[[ Given passage, beginning ]]
High-performance liquid chromatography (HPLC) analysis of chemical components in cabbage extracts
Vitamin C analysis: Samples were sonicated for extraction with 50% acetonitrile, filtered through a 0.2-µm polyvinylidene fluoride (PVDF) membrane filter, and used as the test solution. For the standard solution, 2.0 mg vitamin C was dissolved in 50% acetonitrile, sonicated, filtered through a 0.2-µm PVDF membrane filter, and used for analysis. HPLC analysis was conducted using an Agilent 1260 Infinity II Quat Pump system (Agilent Technologies, CA, USA) equipped with a DAD WR detector and a YMC Pack-Pro C18 column (4.6 × 250 mm, 5 μm) at room temperature. The injection volume was 10 µL, and the mobile phase consisted of a gradient system with solvent A (water with 0.1% trifluoroacetic acid, TFA) and solvent B (acetonitrile) at a flow rate of 1.0 mL/min. Detection was performed at a UV wavelength of 254 nm. The gradient program was as follows: 0 min, 95% A and 5% B; 5 min, 95% A and 5% B; 10 min, 80% A and 20% B; 25 min, 80% A and 20% B; 30 min, 50% A and 50% B; and 45 min, 95% A and 5% B.
[[ Given passage, end ]]
[[ Material shown, beginning ]]
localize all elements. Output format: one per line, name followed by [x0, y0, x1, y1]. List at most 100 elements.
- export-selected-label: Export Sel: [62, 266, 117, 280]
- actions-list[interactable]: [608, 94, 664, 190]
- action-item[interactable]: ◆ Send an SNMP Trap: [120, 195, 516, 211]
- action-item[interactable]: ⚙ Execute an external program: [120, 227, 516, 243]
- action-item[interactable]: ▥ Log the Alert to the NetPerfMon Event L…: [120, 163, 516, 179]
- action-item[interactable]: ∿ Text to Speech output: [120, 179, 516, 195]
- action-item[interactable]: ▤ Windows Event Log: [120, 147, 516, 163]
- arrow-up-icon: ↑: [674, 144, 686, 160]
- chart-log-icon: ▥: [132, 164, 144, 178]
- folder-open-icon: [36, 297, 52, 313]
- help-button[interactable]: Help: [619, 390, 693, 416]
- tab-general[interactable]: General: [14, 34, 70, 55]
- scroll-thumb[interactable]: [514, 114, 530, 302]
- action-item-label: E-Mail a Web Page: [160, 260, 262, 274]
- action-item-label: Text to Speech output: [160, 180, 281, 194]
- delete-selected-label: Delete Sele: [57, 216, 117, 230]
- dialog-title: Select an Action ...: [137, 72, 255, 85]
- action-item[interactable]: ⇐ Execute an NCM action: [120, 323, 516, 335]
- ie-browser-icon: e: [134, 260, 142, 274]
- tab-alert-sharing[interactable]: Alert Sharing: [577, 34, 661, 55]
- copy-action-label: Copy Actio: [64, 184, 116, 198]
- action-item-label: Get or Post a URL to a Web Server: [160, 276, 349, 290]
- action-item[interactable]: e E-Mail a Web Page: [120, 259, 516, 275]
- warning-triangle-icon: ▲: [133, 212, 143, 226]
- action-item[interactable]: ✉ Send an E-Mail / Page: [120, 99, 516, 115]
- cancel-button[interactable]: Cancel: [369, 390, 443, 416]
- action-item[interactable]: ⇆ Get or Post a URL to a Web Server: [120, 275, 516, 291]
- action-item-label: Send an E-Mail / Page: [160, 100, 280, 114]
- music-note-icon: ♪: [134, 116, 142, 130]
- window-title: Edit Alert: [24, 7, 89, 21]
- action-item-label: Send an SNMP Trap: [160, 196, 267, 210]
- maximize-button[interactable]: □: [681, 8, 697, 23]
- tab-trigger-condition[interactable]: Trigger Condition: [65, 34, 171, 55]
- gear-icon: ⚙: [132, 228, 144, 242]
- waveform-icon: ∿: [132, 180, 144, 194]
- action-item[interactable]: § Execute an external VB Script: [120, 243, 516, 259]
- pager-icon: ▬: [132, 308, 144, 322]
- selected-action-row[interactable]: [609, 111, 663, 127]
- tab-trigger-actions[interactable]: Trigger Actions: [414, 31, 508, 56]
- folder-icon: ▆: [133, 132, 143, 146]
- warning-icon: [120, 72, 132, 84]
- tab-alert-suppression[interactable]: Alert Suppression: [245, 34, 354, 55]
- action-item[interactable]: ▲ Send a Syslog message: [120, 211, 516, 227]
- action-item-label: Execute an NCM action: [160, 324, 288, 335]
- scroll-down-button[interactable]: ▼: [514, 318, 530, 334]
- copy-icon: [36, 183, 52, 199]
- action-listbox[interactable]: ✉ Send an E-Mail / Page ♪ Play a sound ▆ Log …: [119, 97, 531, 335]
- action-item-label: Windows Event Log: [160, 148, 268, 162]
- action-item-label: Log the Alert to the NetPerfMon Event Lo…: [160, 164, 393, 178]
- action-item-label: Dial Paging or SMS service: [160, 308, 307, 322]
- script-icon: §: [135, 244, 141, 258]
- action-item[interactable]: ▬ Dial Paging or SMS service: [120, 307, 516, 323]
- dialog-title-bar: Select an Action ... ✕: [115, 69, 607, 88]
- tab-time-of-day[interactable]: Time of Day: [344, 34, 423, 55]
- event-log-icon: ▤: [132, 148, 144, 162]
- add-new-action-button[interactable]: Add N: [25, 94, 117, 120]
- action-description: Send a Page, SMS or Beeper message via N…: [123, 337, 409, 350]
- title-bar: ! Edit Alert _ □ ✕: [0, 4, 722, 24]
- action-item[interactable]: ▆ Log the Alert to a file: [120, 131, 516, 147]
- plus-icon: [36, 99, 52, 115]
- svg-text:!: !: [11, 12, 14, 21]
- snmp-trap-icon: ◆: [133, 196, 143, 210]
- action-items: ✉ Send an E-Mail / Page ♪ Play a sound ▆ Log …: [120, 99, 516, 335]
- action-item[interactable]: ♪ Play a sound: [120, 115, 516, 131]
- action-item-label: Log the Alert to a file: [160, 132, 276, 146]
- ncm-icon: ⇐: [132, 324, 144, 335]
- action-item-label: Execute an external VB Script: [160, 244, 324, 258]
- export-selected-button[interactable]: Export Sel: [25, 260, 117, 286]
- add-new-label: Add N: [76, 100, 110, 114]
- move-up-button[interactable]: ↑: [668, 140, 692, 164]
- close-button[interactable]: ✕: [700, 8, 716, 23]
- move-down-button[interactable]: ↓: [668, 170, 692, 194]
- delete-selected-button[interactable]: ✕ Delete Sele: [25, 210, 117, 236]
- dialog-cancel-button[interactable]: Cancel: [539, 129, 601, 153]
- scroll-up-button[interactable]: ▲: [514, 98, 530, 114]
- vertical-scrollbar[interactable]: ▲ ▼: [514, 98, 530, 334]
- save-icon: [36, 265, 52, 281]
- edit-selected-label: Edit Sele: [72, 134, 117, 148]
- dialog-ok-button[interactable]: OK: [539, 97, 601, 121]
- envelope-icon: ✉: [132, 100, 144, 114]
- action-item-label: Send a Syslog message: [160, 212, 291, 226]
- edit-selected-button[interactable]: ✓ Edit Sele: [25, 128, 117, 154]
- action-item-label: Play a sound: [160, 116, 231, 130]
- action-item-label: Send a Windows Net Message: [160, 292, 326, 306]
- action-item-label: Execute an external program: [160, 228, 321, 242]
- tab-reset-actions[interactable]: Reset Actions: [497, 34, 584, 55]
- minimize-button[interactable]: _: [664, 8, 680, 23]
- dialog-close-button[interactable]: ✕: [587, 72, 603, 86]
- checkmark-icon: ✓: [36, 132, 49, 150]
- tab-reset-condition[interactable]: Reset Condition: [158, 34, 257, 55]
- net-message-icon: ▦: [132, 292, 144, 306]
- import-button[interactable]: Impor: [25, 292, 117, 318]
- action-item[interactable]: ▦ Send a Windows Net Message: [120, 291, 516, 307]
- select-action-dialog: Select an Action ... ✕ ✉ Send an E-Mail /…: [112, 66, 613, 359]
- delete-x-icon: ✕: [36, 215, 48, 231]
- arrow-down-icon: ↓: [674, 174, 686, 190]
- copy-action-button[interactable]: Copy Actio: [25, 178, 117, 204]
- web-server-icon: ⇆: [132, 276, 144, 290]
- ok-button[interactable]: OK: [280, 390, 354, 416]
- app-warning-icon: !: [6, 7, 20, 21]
[[ Material shown, end ]]
(Activity list):
a. Answer the following questions using the passage on HPLC analysis of cabbage extracts.
(i) What filter were the samples passed through?
(ii) What was the injection volume?
(iii) At what UV wavelength was detection performed?
b. Carry on the passage on HPLC analysis of cabbage extracts, starting right after its last sentence.

(Expected results):
a.
(i) A 0.2-µm polyvinylidene fluoride (PVDF) membrane filter.
(ii) 10 µL.
(iii) 254 nm.

b.
Vitamin K analysis: Samples were sonicated with ethanol, filtered through a 0.2-µm PVDF membrane filter, and used as the test solution. For the standard solution, 2.0 mg each of vitamins K1 and K2 were dissolved in ethanol, sonicated, and filtered through a 0.2-µm PVDF membrane filter. HPLC analysis was conducted using a Waters Alliance e2695 Separations Module equipped with a Waters 2489 UV/Vis Detector and an INNO C18 column (4.6 × 250 mm, 5 μm) at 30 °C. The injection volume was 10 µL, and the mobile phase consisted of an isocratic system with solvent A (water with 0.1% TFA) and solvent B (methanol) at a flow rate of 1.0 mL/min. Detection was performed at a UV wavelength of 248 nm. The gradient program was as follows: 0 min, 70% A and 30% B; 10 min, 70% A and 30% B; 20 min, 30% A and 70% B; 30 min, 30% A and 70% B; 40 min, 80% A and 20% B; and 50 min, 70% A and 30% B.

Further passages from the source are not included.